| EXERCISE |
Find the string "nélkül" in the listing and report every line that has it.
——
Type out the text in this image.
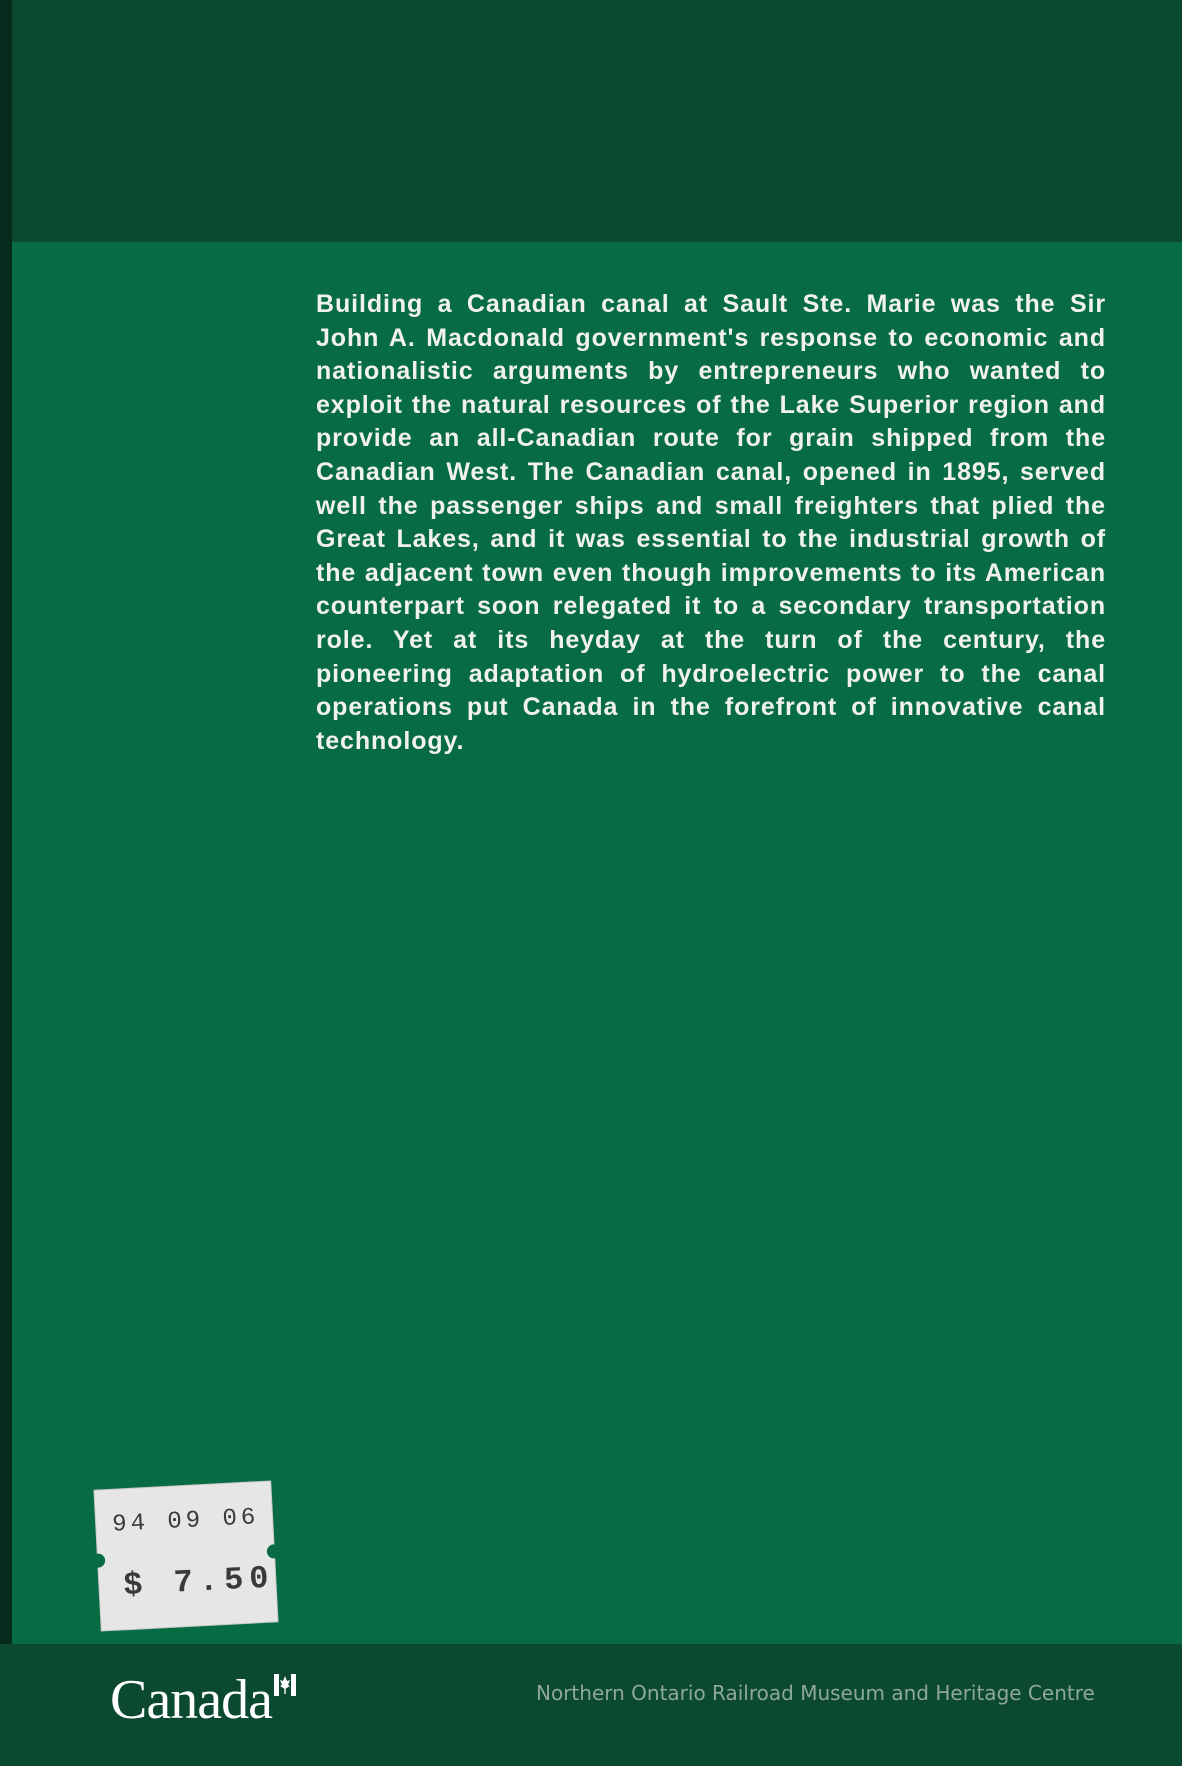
Building a Canadian canal at Sault Ste. Marie was the Sir John A. Macdonald government's response to economic and nationalistic arguments by entrepreneurs who wanted to exploit the natural resources of the Lake Superior region and provide an all-Canadian route for grain shipped from the Canadian West. The Canadian canal, opened in 1895, served well the passenger ships and small freighters that plied the Great Lakes, and it was essential to the industrial growth of the adjacent town even though improvements to its American counterpart soon relegated it to a secondary transportation role. Yet at its heyday at the turn of the century, the pioneering adaptation of hydroelectric power to the canal operations put Canada in the forefront of innovative canal technology.

94 09 06
$ 7.50
Canada	Northern Ontario Railroad Museum and Heritage Centre
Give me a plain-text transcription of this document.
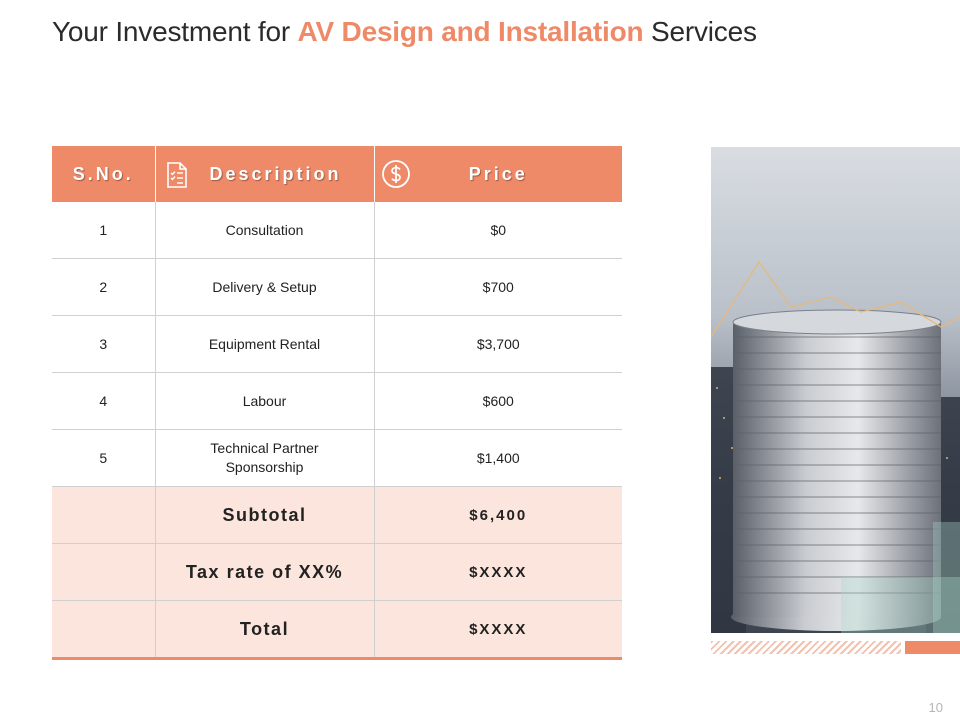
Your Investment for AV Design and Installation Services
S.No.	Description	Price

1	Consultation	$0
2	Delivery & Setup	$700
3	Equipment Rental	$3,700
4	Labour	$600
5	Technical Partner Sponsorship	$1,400
	Subtotal	$6,400
	Tax rate of XX%	$XXXX
	Total	$XXXX
10
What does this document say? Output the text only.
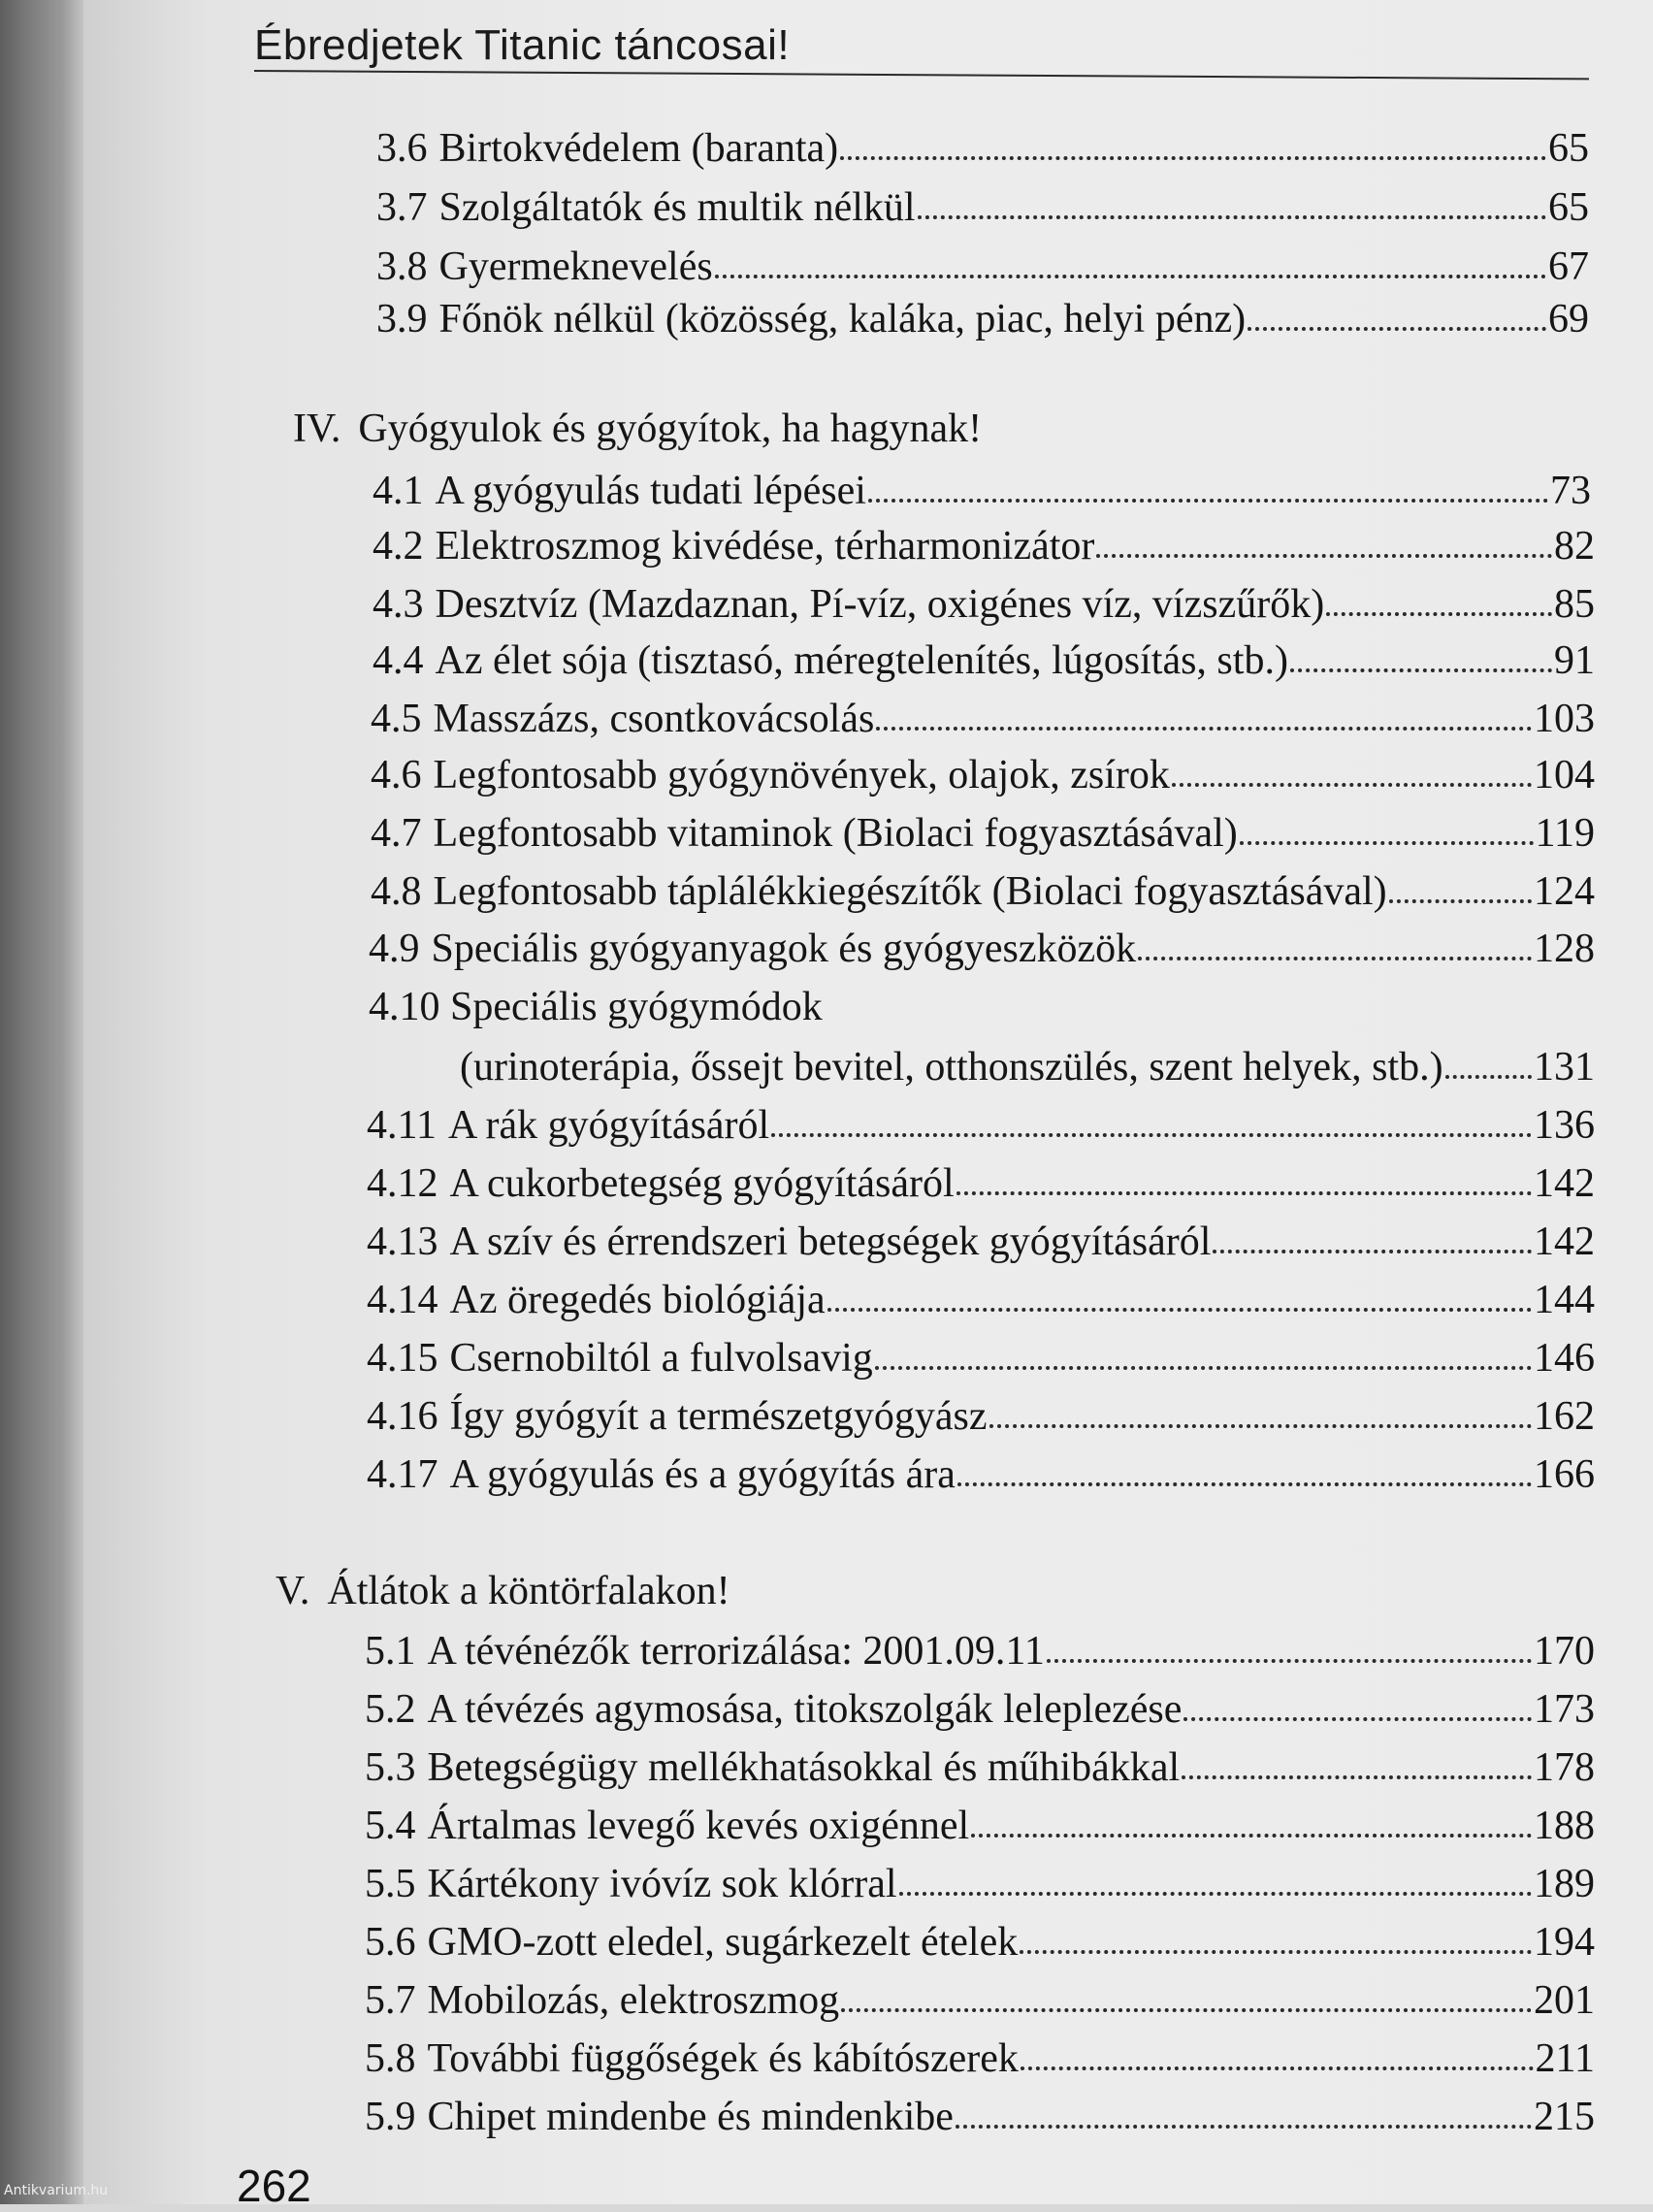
Ébredjetek Titanic táncosai!
3.6 Birtokvédelem (baranta)	65
3.7 Szolgáltatók és multik nélkül	65
3.8 Gyermeknevelés	67
3.9 Főnök nélkül (közösség, kaláka, piac, helyi pénz)	69
IV. Gyógyulok és gyógyítok, ha hagynak!
4.1 A gyógyulás tudati lépései	73
4.2 Elektroszmog kivédése, térharmonizátor	82
4.3 Desztvíz (Mazdaznan, Pí-víz, oxigénes víz, vízszűrők)	85
4.4 Az élet sója (tisztasó, méregtelenítés, lúgosítás, stb.)	91
4.5 Masszázs, csontkovácsolás	103
4.6 Legfontosabb gyógynövények, olajok, zsírok	104
4.7 Legfontosabb vitaminok (Biolaci fogyasztásával)	119
4.8 Legfontosabb táplálékkiegészítők (Biolaci fogyasztásával)	124
4.9 Speciális gyógyanyagok és gyógyeszközök	128
4.10 Speciális gyógymódok
(urinoterápia, őssejt bevitel, otthonszülés, szent helyek, stb.) 131
4.11 A rák gyógyításáról	136
4.12 A cukorbetegség gyógyításáról	142
4.13 A szív és érrendszeri betegségek gyógyításáról	142
4.14 Az öregedés biológiája	144
4.15 Csernobiltól a fulvolsavig	146
4.16 Így gyógyít a természetgyógyász	162
4.17 A gyógyulás és a gyógyítás ára	166
V. Átlátok a köntörfalakon!
5.1 A tévénézők terrorizálása: 2001.09.11	170
5.2 A tévézés agymosása, titokszolgák leleplezése	173
5.3 Betegségügy mellékhatásokkal és műhibákkal	178
5.4 Ártalmas levegő kevés oxigénnel	188
5.5 Kártékony ivóvíz sok klórral	189
5.6 GMO-zott eledel, sugárkezelt ételek	194
5.7 Mobilozás, elektroszmog	201
5.8 További függőségek és kábítószerek	211
5.9 Chipet mindenbe és mindenkibe	215
262
Antikvarium.hu
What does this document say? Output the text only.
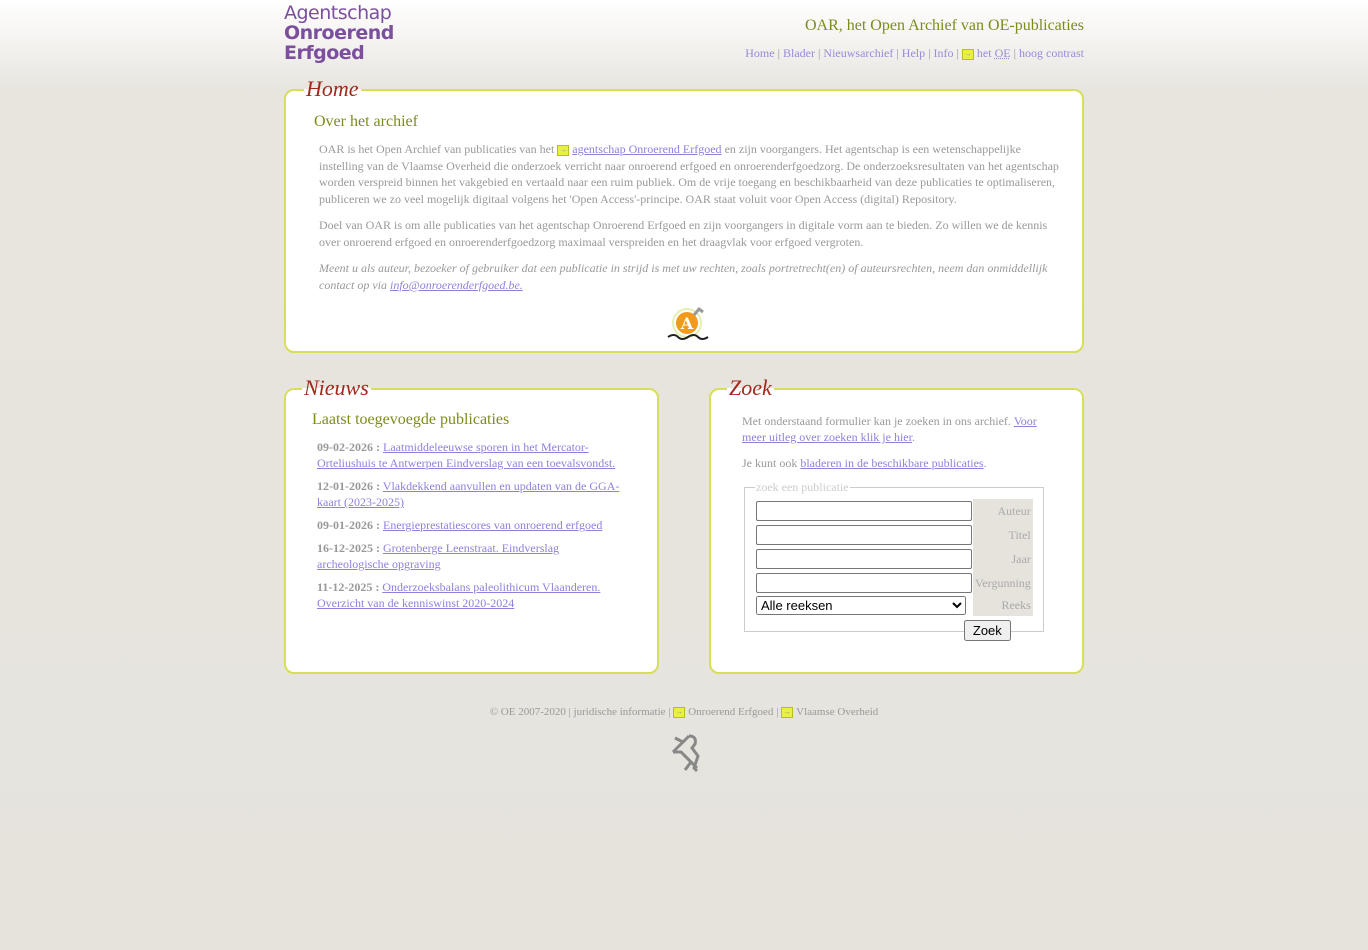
Agentschap
Onroerend
Erfgoed
OAR, het Open Archief van OE-publicaties
Home | Blader | Nieuwsarchief | Help | Info | → het OE | hoog contrast
Home
Over het archief

OAR is het Open Archief van publicaties van het → agentschap Onroerend Erfgoed en zijn voorgangers. Het agentschap is een wetenschappelijke instelling van de Vlaamse Overheid die onderzoek verricht naar onroerend erfgoed en onroerenderfgoedzorg. De onderzoeksresultaten van het agentschap worden verspreid binnen het vakgebied en vertaald naar een ruim publiek. Om de vrije toegang en beschikbaarheid van deze publicaties te optimaliseren, publiceren we zo veel mogelijk digitaal volgens het 'Open Access'-principe. OAR staat voluit voor Open Access (digital) Repository.

Doel van OAR is om alle publicaties van het agentschap Onroerend Erfgoed en zijn voorgangers in digitale vorm aan te bieden. Zo willen we de kennis over onroerend erfgoed en onroerenderfgoedzorg maximaal verspreiden en het draagvlak voor erfgoed vergroten.

Meent u als auteur, bezoeker of gebruiker dat een publicatie in strijd is met uw rechten, zoals portretrecht(en) of auteursrechten, neem dan onmiddellijk contact op via info@onroerenderfgoed.be.

A
Nieuws
Laatst toegevoegde publicaties
09-02-2026 : Laatmiddeleeuwse sporen in het Mercator-Orteliushuis te Antwerpen Eindverslag van een toevalsvondst.
12-01-2026 : Vlakdekkend aanvullen en updaten van de GGA-kaart (2023-2025)
09-01-2026 : Energieprestatiescores van onroerend erfgoed
16-12-2025 : Grotenberge Leenstraat. Eindverslag archeologische opgraving
11-12-2025 : Onderzoeksbalans paleolithicum Vlaanderen. Overzicht van de kenniswinst 2020-2024
Zoek

Met onderstaand formulier kan je zoeken in ons archief. Voor meer uitleg over zoeken klik je hier.

Je kunt ook bladeren in de beschikbare publicaties.

zoek een publicatie
	Auteur
	Titel
	Jaar
	Vergunning

Alle reeksen	Reeks
Zoek	
© OE 2007-2020 | juridische informatie | → Onroerend Erfgoed | → Vlaamse Overheid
——
| EXERCISE ANSWER |
3.7 Szolgáltatók és multik nélkül	65
3.9 Főnök nélkül (közösség, kaláka, piac, helyi pénz)	69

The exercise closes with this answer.